--- What the task asks ---
Repeat every record below exactly, omitting any pictures.

--- Information supplied ---
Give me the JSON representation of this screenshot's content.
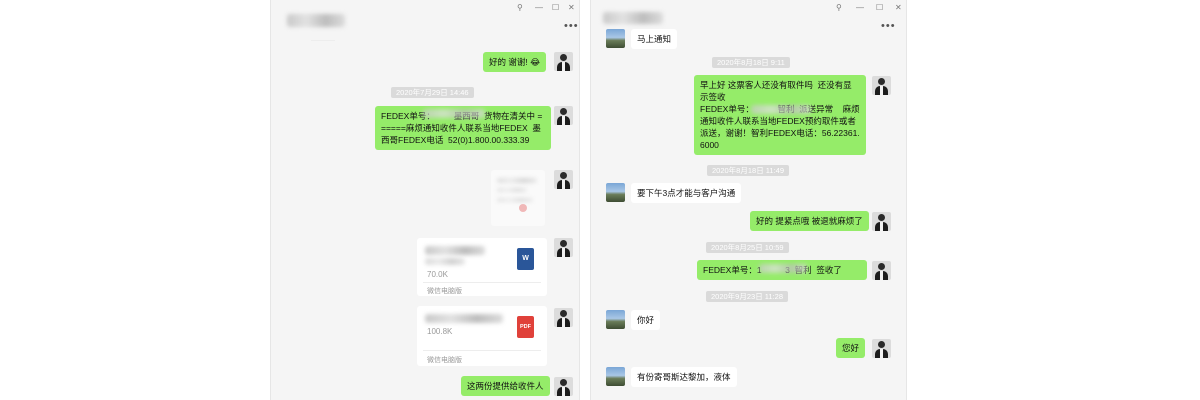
{
  "left_window": {
    "controls": {
      "pin": "⚲",
      "minimize": "—",
      "maximize": "☐",
      "close": "✕",
      "more": "•••"
    },
    "messages": [
      {
        "text": "好的 谢谢! 😂"
      },
      {
        "timestamp": "2020年7月29日 14:46"
      },
      {
        "text": "FEDEX单号：        墨西哥  货物在清关中 ======麻烦通知收件人联系当地FEDEX  墨西哥FEDEX电话  52(0)1.800.00.333.39"
      },
      {
        "attachment": "image"
      },
      {
        "file_size": "70.0K",
        "file_type": "W",
        "source": "微信电脑版"
      },
      {
        "file_size": "100.8K",
        "file_type": "PDF",
        "source": "微信电脑版"
      },
      {
        "text": "这两份提供给收件人"
      }
    ]
  },
  "right_window": {
    "controls": {
      "pin": "⚲",
      "minimize": "—",
      "maximize": "☐",
      "close": "✕",
      "more": "•••"
    },
    "messages": [
      {
        "text": "马上通知"
      },
      {
        "timestamp": "2020年8月18日 9:11"
      },
      {
        "text": "早上好 这票客人还没有取件吗  还没有显示签收\nFEDEX单号：          智利  派送异常    麻烦通知收件人联系当地FEDEX预约取件或者派送，谢谢！智利FEDEX电话：56.22361.6000"
      },
      {
        "timestamp": "2020年8月18日 11:49"
      },
      {
        "text": "要下午3点才能与客户沟通"
      },
      {
        "text": "好的 提紧点哦 被退就麻烦了"
      },
      {
        "timestamp": "2020年8月25日 10:59"
      },
      {
        "text": "FEDEX单号：1          3  智利  签收了"
      },
      {
        "timestamp": "2020年9月23日 11:28"
      },
      {
        "text": "你好"
      },
      {
        "text": "您好"
      },
      {
        "text": "有份寄哥斯达黎加，液体"
      }
    ]
  }
}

--- Result for this exercise ---
Give me the JSON representation of this screenshot's content.
{
  "left_window": {
    "controls": {
      "pin": "⚲",
      "minimize": "—",
      "maximize": "☐",
      "close": "✕",
      "more": "•••"
    },
    "messages": [
      {
        "text": "好的 谢谢! 😂"
      },
      {
        "timestamp": "2020年7月29日 14:46"
      },
      {
        "text": "FEDEX单号：        墨西哥  货物在清关中 ======麻烦通知收件人联系当地FEDEX  墨西哥FEDEX电话  52(0)1.800.00.333.39"
      },
      {
        "attachment": "image"
      },
      {
        "file_size": "70.0K",
        "file_type": "W",
        "source": "微信电脑版"
      },
      {
        "file_size": "100.8K",
        "file_type": "PDF",
        "source": "微信电脑版"
      },
      {
        "text": "这两份提供给收件人"
      }
    ]
  },
  "right_window": {
    "controls": {
      "pin": "⚲",
      "minimize": "—",
      "maximize": "☐",
      "close": "✕",
      "more": "•••"
    },
    "messages": [
      {
        "text": "马上通知"
      },
      {
        "timestamp": "2020年8月18日 9:11"
      },
      {
        "text": "早上好 这票客人还没有取件吗  还没有显示签收\nFEDEX单号：          智利  派送异常    麻烦通知收件人联系当地FEDEX预约取件或者派送，谢谢！智利FEDEX电话：56.22361.6000"
      },
      {
        "timestamp": "2020年8月18日 11:49"
      },
      {
        "text": "要下午3点才能与客户沟通"
      },
      {
        "text": "好的 提紧点哦 被退就麻烦了"
      },
      {
        "timestamp": "2020年8月25日 10:59"
      },
      {
        "text": "FEDEX单号：1          3  智利  签收了"
      },
      {
        "timestamp": "2020年9月23日 11:28"
      },
      {
        "text": "你好"
      },
      {
        "text": "您好"
      },
      {
        "text": "有份寄哥斯达黎加，液体"
      }
    ]
  }
}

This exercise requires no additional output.